ASSIGNMENT: Pull every "JSON" line out of the data below.
□ □ □ □ □
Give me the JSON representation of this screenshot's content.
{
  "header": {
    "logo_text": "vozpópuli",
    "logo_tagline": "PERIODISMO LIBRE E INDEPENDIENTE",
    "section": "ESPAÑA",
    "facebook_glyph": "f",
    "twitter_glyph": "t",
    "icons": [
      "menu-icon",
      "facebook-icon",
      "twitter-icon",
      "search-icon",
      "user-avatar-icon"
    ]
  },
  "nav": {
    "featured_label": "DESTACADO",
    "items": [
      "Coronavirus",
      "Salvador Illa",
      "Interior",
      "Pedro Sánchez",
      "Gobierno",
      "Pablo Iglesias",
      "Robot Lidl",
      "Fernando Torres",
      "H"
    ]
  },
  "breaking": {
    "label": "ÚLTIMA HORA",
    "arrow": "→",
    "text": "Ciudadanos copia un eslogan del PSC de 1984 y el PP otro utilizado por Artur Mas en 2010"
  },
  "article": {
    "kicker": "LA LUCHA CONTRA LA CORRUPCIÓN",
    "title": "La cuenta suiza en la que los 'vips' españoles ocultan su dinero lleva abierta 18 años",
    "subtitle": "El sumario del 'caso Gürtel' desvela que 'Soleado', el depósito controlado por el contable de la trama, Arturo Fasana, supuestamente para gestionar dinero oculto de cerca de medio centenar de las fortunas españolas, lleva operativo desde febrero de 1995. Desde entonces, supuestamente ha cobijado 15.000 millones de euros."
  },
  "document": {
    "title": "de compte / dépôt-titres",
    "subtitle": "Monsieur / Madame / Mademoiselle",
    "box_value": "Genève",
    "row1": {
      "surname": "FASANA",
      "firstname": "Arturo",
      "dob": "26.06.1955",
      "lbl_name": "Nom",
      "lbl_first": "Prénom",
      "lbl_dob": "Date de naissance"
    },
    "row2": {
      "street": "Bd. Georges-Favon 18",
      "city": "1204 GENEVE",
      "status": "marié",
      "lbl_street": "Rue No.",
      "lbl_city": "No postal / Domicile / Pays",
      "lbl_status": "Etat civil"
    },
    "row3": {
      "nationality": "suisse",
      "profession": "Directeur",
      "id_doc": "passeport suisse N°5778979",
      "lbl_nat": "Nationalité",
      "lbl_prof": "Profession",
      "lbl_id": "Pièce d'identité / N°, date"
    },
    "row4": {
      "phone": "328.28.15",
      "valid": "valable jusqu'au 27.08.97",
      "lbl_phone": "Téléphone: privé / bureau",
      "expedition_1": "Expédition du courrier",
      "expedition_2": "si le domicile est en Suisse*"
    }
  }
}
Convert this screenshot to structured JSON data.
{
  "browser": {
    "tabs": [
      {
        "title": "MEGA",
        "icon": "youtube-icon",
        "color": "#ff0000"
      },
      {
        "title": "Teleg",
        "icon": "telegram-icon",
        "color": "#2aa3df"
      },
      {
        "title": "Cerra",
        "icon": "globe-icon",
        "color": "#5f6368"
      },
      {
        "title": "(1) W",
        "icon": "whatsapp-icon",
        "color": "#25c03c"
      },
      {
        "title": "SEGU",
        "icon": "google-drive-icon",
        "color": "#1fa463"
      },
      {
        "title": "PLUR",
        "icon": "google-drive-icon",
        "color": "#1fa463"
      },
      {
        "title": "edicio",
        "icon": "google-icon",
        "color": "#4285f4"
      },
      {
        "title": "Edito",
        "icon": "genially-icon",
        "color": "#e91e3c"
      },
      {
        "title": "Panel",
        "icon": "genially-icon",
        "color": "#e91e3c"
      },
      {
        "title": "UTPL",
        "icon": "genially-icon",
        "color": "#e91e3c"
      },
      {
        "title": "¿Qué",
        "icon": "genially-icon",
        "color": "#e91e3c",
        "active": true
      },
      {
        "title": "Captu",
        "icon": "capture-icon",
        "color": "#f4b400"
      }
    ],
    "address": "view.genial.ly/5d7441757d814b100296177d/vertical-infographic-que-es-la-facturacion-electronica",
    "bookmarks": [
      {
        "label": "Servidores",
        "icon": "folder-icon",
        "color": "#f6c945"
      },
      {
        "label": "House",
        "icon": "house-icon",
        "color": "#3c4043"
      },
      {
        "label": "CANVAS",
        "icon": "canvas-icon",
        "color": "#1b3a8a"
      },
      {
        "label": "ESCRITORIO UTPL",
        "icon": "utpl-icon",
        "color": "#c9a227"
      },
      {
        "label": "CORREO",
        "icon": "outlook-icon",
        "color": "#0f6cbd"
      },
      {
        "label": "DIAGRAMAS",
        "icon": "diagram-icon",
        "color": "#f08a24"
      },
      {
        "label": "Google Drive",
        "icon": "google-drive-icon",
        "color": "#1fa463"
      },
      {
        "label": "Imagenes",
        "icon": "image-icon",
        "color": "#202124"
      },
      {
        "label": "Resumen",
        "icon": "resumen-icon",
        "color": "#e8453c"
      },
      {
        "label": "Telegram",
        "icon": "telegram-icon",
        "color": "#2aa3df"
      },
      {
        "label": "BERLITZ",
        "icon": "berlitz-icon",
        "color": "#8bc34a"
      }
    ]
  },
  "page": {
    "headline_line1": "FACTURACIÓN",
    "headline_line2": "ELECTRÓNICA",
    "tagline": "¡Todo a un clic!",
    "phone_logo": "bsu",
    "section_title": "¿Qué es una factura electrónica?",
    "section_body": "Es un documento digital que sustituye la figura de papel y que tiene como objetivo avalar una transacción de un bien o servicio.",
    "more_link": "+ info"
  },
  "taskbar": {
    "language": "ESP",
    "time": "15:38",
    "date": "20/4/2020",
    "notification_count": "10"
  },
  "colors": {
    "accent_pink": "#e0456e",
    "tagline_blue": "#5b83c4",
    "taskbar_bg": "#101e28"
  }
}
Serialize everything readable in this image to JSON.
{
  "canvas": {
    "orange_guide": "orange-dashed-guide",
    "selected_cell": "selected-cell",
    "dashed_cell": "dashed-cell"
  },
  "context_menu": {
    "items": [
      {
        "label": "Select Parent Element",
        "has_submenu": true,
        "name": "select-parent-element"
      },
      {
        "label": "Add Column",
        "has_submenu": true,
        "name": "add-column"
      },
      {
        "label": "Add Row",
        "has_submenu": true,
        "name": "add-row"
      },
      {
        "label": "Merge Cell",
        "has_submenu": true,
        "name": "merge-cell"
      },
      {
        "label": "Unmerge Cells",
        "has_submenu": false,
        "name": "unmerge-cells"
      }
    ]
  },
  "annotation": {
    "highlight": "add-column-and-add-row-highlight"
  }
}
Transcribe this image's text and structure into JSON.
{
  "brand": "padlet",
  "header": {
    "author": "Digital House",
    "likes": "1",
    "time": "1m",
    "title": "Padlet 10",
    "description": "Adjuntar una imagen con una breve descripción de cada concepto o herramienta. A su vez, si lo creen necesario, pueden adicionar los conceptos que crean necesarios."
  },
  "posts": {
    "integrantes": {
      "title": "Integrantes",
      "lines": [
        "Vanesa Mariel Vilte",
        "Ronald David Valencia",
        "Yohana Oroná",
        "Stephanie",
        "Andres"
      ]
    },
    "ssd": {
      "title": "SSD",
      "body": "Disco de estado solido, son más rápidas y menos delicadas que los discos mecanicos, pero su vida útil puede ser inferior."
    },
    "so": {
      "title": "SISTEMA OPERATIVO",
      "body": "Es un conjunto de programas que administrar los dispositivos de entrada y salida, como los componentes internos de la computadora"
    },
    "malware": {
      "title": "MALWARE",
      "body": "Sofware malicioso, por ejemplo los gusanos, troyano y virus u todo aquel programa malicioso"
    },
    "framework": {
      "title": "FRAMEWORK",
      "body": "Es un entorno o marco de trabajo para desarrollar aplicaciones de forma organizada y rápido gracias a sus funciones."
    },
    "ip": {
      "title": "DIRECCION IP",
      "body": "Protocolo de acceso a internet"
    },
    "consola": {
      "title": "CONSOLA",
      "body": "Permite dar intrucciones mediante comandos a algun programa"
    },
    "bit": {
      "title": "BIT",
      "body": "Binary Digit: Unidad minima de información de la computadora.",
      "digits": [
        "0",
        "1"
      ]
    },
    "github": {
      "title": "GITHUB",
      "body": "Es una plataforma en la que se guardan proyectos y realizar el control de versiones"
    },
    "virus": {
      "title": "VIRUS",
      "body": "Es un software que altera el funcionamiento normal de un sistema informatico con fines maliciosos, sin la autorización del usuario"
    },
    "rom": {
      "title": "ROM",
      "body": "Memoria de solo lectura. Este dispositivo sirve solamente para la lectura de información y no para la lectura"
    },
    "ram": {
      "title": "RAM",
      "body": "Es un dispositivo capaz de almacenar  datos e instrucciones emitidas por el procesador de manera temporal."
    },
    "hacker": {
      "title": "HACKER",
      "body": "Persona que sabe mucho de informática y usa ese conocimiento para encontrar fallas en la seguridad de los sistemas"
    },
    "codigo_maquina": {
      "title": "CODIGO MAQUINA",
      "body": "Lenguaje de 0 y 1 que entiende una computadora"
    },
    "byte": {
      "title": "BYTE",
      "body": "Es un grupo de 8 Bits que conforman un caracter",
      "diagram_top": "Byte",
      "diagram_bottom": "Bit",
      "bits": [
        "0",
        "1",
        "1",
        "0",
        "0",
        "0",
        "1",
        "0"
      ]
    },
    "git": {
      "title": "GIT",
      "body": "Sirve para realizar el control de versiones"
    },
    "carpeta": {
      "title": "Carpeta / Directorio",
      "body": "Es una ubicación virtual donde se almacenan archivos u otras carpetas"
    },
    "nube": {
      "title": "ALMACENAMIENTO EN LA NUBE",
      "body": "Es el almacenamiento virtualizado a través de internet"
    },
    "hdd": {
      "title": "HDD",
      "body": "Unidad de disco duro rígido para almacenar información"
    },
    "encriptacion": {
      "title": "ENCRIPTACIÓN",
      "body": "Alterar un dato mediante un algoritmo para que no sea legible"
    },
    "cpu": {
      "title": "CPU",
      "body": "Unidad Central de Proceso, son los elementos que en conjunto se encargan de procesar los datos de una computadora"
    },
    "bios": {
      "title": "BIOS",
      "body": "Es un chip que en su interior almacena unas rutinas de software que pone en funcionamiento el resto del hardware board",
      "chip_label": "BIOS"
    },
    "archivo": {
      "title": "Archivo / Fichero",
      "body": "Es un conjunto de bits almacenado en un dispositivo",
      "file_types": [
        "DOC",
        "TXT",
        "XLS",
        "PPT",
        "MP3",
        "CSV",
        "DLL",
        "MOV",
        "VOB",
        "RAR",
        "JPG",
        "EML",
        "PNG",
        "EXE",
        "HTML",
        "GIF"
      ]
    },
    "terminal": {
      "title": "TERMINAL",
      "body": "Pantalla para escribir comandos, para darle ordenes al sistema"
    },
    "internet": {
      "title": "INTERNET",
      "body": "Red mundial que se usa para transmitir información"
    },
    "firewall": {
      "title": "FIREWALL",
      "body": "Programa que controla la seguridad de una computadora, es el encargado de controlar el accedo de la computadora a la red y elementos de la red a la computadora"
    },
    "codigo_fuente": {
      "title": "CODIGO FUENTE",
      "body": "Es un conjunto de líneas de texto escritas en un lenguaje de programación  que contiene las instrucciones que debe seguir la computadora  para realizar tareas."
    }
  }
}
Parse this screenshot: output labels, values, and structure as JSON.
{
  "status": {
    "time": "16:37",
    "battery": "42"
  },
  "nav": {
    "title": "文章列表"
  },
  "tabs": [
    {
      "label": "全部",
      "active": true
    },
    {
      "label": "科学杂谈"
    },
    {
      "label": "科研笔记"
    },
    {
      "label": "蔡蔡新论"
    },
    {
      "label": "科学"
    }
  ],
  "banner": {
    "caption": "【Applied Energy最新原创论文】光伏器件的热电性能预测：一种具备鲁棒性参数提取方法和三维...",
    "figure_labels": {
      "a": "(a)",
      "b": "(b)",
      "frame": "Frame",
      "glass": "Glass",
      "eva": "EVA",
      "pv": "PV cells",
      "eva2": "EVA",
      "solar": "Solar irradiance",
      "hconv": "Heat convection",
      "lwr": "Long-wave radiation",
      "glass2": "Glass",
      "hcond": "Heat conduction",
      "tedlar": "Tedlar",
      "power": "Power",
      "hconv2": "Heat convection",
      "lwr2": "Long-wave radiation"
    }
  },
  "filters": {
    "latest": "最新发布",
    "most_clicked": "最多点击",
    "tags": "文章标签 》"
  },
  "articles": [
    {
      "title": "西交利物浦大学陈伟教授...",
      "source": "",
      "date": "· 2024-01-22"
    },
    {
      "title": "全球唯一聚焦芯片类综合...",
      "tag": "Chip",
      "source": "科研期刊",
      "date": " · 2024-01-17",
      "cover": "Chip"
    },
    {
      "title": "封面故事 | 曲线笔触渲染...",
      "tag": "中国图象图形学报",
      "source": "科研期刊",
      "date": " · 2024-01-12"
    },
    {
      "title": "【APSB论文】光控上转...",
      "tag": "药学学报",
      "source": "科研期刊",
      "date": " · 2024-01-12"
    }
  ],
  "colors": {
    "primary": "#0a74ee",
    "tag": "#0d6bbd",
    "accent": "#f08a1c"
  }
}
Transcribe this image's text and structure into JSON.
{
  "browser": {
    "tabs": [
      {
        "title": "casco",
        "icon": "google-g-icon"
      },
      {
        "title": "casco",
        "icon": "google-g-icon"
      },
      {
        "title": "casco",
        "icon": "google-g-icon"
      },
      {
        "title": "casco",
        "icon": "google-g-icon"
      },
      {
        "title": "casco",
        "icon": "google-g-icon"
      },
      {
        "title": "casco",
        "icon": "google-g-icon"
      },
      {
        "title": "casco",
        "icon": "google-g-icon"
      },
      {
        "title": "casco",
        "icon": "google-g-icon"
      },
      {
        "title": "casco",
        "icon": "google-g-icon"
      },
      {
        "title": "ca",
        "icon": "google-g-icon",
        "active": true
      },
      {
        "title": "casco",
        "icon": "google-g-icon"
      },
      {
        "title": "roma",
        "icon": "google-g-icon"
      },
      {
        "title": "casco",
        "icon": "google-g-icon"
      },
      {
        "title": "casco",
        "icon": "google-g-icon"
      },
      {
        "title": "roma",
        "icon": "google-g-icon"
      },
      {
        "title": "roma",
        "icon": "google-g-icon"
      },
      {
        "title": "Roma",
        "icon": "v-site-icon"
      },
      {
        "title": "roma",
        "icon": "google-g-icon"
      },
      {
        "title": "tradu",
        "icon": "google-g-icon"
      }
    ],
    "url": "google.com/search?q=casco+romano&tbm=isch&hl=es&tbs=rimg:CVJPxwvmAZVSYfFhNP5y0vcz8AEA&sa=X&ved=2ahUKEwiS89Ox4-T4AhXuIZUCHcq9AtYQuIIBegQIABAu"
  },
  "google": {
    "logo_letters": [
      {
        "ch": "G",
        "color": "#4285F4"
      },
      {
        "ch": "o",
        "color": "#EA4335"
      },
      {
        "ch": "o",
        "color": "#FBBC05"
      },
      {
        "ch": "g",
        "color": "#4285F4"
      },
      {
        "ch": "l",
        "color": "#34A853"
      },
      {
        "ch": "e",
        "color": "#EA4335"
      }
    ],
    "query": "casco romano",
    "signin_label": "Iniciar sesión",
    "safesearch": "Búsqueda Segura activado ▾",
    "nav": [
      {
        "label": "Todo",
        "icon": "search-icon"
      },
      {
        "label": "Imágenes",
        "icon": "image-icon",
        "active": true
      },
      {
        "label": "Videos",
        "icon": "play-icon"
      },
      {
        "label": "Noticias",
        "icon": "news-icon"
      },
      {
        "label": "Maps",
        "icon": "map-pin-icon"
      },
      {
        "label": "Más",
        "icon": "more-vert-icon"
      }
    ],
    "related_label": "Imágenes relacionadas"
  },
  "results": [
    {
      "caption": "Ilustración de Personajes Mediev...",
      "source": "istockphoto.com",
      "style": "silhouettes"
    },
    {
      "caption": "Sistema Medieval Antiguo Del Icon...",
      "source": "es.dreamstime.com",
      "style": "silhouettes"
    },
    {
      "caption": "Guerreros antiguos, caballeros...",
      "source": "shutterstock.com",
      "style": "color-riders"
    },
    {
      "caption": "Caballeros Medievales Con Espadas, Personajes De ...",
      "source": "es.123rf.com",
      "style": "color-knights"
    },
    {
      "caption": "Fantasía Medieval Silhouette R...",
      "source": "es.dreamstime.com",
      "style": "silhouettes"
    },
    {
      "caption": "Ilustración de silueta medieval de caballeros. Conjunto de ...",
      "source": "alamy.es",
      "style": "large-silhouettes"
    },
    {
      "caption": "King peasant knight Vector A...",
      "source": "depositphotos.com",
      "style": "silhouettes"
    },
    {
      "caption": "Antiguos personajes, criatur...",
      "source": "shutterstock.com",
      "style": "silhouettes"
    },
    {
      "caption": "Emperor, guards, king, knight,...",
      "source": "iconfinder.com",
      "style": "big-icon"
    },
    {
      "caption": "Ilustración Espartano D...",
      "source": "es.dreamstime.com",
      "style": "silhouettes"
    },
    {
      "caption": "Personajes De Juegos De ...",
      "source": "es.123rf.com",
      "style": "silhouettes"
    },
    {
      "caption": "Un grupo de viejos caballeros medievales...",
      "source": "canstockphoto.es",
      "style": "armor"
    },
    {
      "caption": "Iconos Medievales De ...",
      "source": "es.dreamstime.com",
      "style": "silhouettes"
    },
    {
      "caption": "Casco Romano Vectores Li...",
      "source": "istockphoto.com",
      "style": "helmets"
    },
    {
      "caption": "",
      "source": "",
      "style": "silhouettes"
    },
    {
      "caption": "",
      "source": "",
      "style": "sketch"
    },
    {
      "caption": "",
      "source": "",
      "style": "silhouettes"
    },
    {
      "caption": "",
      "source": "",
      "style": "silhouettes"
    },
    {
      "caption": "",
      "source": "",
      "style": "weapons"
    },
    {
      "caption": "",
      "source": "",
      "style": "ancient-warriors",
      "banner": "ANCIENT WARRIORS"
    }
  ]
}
□ □ □ □ □
RESULT OF THE TASK:
Give me the JSON representation of this screenshot's content.
Convert this screenshot to structured JSON data.
Serialize everything readable in this image to JSON.
Transcribe this image's text and structure into JSON.
Parse this screenshot: output labels, values, and structure as JSON.
Transcribe this image's text and structure into JSON.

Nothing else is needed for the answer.